● **WHAT IS BEING ASKED**
Count the lines containing "JSON" in the entries underneath, and state that count without anything else.

● **GIVEN ENTRIES**
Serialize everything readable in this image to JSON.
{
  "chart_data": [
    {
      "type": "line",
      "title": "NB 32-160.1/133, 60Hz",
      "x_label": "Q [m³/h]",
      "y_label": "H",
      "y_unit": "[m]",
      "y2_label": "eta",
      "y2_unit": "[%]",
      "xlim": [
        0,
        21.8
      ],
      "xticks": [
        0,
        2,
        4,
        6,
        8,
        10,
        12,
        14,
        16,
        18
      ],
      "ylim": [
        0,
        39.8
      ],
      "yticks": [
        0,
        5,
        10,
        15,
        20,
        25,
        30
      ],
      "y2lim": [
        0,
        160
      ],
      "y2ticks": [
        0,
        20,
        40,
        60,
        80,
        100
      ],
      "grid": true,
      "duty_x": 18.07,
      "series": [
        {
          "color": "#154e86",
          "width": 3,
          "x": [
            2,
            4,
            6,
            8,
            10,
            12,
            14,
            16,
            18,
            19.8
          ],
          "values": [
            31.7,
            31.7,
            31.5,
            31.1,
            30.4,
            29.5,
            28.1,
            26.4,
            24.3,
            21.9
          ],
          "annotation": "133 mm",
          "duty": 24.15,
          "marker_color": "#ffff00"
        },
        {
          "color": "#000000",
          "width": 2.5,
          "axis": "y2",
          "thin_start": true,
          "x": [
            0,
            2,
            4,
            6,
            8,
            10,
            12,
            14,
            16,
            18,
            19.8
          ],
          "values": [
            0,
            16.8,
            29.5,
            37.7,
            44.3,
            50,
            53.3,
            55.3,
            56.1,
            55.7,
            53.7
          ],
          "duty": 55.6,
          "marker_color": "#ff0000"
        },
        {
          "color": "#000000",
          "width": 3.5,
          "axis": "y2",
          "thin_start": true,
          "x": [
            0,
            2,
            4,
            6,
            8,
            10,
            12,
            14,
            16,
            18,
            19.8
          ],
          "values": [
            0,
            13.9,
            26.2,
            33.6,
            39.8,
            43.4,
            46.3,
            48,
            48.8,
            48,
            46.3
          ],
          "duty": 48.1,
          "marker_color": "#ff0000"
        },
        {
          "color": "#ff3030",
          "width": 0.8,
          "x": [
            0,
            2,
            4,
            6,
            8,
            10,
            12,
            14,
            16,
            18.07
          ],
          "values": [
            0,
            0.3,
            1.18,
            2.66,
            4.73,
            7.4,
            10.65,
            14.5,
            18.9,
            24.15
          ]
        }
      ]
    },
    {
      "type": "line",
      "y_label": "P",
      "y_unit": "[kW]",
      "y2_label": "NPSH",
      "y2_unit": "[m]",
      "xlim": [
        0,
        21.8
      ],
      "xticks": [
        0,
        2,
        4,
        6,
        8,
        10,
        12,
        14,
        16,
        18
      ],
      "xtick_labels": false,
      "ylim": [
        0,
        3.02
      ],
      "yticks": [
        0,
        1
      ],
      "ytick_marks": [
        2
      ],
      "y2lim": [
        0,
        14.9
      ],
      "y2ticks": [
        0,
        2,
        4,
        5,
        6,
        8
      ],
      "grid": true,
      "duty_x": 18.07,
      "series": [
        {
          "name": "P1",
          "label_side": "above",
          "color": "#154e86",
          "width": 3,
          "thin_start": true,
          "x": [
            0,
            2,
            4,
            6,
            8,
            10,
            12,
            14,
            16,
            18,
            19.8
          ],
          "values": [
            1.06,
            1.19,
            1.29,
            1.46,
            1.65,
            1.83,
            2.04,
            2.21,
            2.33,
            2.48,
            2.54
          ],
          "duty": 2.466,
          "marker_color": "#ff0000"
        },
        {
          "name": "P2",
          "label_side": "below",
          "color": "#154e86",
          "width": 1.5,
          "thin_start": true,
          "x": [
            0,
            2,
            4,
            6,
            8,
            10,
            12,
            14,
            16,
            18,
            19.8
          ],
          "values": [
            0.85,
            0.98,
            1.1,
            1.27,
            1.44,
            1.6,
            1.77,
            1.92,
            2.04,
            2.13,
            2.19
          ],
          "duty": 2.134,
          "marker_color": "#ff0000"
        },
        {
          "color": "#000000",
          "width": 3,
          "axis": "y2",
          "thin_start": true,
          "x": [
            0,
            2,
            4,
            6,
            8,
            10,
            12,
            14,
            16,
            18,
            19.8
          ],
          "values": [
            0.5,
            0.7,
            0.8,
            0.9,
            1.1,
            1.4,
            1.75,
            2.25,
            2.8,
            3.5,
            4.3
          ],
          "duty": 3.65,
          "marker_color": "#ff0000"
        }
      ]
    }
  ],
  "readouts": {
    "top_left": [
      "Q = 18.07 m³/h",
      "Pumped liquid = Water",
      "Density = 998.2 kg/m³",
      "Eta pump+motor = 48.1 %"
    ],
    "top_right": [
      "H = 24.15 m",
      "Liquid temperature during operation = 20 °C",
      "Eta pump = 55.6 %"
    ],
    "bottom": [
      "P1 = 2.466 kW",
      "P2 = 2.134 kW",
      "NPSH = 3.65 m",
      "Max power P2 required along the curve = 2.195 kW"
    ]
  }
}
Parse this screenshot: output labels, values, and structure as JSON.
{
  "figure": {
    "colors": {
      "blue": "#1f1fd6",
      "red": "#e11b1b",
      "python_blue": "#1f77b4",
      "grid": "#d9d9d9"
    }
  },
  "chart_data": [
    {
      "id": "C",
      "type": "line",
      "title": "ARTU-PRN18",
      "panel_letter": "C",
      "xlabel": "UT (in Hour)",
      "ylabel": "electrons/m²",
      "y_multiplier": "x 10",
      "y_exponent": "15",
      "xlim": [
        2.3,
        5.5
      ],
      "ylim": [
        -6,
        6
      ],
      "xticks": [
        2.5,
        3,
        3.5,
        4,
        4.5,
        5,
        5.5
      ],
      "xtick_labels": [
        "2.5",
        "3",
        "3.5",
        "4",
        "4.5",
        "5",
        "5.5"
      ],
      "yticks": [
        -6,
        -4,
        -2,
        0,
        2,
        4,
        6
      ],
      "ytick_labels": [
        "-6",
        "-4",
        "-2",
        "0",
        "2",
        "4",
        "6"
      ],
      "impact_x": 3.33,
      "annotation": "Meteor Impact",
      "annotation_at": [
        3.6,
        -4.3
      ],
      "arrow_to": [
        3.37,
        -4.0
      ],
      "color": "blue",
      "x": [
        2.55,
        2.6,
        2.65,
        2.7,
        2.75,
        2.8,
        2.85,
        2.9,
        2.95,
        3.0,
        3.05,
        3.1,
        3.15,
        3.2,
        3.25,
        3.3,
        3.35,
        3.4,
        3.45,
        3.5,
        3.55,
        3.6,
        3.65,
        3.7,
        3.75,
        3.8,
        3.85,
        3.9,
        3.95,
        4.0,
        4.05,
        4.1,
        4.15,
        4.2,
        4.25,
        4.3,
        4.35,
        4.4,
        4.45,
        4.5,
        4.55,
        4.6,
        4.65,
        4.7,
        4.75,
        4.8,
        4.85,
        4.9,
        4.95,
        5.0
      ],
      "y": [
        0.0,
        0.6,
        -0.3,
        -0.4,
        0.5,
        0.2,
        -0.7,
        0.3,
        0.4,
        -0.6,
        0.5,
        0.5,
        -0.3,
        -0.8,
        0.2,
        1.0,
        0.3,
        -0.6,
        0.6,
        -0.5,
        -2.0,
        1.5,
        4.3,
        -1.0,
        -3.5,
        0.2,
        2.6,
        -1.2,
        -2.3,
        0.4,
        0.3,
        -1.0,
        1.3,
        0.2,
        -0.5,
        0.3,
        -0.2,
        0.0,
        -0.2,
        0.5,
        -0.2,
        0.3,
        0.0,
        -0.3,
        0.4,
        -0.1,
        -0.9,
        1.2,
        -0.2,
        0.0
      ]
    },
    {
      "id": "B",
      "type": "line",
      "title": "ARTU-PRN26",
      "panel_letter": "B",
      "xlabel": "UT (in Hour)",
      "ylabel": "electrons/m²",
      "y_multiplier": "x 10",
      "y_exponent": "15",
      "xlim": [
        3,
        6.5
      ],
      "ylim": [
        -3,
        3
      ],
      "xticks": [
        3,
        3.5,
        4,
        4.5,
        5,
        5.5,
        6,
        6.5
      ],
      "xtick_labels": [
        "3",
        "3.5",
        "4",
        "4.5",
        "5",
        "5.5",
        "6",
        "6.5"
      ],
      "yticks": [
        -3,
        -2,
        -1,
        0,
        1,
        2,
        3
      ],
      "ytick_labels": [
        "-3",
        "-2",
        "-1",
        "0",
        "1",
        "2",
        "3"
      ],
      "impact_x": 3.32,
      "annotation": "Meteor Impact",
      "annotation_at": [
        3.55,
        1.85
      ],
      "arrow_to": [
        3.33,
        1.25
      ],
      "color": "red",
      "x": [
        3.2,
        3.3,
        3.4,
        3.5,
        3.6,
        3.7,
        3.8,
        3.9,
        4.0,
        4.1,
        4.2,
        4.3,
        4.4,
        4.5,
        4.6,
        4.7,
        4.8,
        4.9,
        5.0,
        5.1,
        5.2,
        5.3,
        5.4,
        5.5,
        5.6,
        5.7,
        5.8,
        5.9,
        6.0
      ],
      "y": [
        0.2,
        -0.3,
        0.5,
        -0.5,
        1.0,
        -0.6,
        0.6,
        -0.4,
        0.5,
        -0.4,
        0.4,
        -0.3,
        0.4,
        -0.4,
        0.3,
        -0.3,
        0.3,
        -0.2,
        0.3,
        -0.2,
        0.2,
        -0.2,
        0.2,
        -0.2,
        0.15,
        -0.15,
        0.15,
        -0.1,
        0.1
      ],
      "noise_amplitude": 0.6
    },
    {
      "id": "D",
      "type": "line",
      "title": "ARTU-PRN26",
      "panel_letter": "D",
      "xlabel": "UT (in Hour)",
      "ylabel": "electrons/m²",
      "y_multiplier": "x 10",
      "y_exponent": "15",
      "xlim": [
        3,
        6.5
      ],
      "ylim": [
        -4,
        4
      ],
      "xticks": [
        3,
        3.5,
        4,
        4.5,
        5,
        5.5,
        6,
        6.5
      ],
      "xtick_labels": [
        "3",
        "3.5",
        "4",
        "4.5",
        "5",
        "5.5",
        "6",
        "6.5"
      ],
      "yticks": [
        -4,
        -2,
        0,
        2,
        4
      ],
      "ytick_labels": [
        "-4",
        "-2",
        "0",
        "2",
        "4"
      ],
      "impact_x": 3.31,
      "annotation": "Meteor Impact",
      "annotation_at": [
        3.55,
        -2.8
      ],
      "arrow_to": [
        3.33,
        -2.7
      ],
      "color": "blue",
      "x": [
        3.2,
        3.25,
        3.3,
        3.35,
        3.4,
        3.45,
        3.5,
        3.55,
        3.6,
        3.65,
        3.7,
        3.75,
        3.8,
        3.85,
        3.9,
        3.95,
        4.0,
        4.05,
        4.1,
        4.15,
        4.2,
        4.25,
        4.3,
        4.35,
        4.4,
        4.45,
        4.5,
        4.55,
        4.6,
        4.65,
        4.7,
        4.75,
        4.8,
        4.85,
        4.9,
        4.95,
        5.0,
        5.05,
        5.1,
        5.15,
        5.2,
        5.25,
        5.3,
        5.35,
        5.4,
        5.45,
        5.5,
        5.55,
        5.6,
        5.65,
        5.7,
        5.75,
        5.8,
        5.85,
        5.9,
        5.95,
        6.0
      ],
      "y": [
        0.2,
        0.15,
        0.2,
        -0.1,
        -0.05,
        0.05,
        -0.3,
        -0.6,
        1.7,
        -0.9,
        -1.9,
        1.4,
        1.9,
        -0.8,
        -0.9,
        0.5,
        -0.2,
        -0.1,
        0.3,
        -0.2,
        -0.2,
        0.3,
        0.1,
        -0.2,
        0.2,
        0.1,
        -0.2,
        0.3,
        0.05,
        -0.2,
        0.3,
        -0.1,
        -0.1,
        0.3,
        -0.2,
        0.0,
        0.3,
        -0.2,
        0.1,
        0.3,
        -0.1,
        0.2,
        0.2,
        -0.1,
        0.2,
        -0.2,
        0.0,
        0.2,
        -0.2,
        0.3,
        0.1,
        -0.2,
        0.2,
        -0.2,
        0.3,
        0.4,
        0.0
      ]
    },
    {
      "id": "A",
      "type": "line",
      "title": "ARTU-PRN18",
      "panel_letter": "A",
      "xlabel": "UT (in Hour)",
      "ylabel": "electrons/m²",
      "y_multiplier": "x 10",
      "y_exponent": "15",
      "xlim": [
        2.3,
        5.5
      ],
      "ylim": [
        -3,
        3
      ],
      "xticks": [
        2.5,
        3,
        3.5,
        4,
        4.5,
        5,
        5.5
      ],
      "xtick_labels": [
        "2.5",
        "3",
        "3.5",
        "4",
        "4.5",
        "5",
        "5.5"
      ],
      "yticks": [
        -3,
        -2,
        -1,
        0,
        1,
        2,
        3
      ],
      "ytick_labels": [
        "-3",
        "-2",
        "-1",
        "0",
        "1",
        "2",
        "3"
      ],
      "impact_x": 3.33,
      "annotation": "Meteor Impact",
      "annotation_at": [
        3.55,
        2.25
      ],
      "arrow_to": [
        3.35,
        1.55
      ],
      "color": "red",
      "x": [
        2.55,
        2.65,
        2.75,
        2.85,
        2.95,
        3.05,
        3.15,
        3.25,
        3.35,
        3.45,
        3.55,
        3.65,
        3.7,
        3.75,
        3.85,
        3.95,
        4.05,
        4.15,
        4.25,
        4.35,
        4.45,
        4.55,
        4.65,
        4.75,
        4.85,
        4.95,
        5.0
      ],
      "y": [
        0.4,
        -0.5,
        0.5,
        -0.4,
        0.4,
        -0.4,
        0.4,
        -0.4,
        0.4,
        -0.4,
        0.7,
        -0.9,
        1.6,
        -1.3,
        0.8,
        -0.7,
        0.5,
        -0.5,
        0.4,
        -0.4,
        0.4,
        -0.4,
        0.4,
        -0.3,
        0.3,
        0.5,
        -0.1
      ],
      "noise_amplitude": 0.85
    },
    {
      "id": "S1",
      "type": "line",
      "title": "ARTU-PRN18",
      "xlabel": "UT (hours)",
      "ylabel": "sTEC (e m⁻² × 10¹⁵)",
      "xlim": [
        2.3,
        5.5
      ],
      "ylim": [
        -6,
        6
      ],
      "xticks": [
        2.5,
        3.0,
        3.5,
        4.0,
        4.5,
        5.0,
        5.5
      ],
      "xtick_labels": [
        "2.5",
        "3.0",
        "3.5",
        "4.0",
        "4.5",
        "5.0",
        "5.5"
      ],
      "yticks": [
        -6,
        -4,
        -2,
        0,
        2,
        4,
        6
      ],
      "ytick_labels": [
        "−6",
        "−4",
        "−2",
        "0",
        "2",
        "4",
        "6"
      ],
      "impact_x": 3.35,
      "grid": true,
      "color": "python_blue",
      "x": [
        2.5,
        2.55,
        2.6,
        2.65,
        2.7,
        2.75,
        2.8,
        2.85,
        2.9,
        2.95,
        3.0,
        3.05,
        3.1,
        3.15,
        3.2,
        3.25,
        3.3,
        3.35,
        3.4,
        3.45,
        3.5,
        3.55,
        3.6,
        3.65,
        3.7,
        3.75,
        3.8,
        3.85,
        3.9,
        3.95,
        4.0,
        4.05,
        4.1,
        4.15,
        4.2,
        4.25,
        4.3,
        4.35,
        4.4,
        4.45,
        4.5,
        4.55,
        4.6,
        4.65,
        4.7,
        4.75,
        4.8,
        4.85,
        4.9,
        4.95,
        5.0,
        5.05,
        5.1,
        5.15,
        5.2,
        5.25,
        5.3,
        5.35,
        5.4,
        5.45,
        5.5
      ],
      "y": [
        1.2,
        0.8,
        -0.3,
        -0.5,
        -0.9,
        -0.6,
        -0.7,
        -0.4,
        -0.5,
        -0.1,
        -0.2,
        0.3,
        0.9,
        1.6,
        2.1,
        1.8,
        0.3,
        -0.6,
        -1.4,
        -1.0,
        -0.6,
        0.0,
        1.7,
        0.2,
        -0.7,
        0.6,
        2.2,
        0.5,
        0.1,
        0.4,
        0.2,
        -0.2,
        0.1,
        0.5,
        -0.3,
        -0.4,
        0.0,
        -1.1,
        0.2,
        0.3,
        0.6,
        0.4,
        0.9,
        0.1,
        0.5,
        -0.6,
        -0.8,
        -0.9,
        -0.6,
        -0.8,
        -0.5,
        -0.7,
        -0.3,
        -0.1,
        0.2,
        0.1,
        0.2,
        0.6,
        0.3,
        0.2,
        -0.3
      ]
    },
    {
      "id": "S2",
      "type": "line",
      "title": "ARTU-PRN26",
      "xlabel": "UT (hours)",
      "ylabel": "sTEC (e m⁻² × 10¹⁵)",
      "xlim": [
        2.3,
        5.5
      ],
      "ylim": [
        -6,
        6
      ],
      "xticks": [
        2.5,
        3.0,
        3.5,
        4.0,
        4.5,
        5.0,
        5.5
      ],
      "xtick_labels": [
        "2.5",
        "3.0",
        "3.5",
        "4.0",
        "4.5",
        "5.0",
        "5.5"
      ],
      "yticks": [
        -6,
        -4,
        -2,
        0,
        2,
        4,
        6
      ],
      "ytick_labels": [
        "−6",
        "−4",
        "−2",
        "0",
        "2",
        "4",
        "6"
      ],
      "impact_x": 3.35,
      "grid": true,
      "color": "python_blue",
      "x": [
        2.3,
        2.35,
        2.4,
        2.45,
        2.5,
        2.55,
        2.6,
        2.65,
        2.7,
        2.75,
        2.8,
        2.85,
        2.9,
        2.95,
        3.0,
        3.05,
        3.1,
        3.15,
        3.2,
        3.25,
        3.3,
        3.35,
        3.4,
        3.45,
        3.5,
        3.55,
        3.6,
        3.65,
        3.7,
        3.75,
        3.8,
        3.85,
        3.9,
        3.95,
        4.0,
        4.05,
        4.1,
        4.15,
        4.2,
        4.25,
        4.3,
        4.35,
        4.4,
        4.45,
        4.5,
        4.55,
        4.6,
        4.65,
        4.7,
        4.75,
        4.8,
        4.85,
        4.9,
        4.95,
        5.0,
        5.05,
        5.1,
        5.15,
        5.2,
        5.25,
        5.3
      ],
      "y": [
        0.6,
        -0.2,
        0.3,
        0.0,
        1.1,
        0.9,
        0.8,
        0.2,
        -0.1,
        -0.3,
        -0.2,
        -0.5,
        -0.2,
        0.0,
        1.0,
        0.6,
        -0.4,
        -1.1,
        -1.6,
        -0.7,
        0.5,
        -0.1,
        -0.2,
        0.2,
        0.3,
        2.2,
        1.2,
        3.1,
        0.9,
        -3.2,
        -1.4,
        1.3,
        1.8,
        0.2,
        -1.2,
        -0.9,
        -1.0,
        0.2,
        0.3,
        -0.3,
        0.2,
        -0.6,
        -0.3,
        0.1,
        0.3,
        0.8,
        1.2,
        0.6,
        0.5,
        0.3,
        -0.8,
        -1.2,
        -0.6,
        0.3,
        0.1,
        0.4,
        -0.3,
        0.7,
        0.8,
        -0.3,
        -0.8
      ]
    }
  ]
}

● **SOLUTION FOR THIS TASK**
2